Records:
----------------------------------------

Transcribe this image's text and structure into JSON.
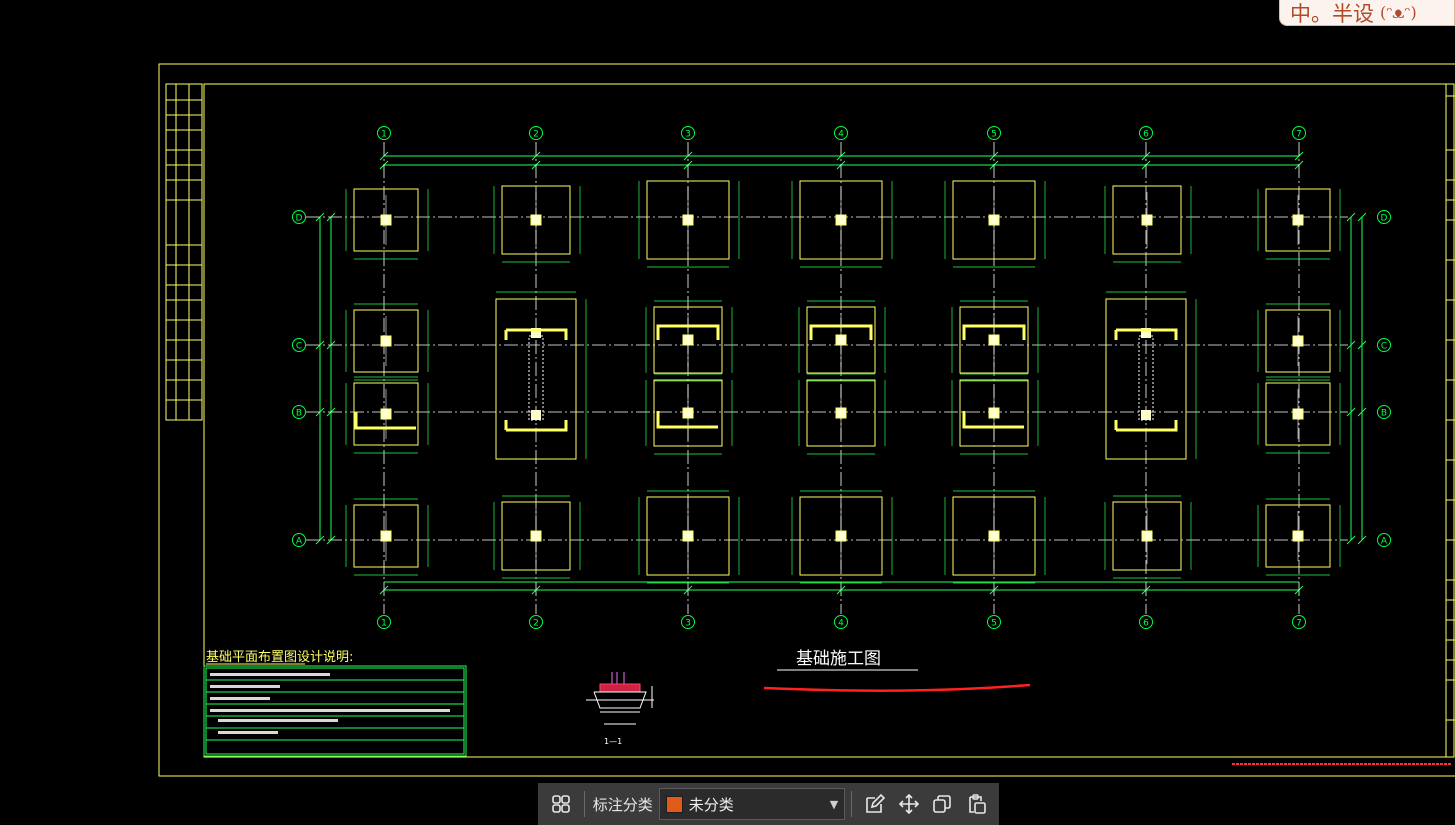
{
  "ime": {
    "text": "中。半设",
    "extra": "(ᵔᴥᵔ)"
  },
  "drawing": {
    "title": "基础施工图",
    "notes_title": "基础平面布置图设计说明:",
    "grid_cols": [
      "1",
      "2",
      "3",
      "4",
      "5",
      "6",
      "7"
    ],
    "grid_rows": [
      "D",
      "C",
      "B",
      "A"
    ],
    "section_label": "1—1"
  },
  "toolbar": {
    "label": "标注分类",
    "category": "未分类",
    "category_color": "#e05a1a"
  },
  "colors": {
    "frame": "#ffff66",
    "grid": "#00ff44",
    "dimension": "#22ff55",
    "footing": "#ffff66",
    "axis_line": "#ffffff",
    "annotation": "#ff2222"
  }
}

----------------------------------------

Reproduce the listing word for word and omit its pictures.

Transcribe this image's text and structure into JSON.
{
  "ime": {
    "text": "中。半设",
    "extra": "(ᵔᴥᵔ)"
  },
  "drawing": {
    "title": "基础施工图",
    "notes_title": "基础平面布置图设计说明:",
    "grid_cols": [
      "1",
      "2",
      "3",
      "4",
      "5",
      "6",
      "7"
    ],
    "grid_rows": [
      "D",
      "C",
      "B",
      "A"
    ],
    "section_label": "1—1"
  },
  "toolbar": {
    "label": "标注分类",
    "category": "未分类",
    "category_color": "#e05a1a"
  },
  "colors": {
    "frame": "#ffff66",
    "grid": "#00ff44",
    "dimension": "#22ff55",
    "footing": "#ffff66",
    "axis_line": "#ffffff",
    "annotation": "#ff2222"
  }
}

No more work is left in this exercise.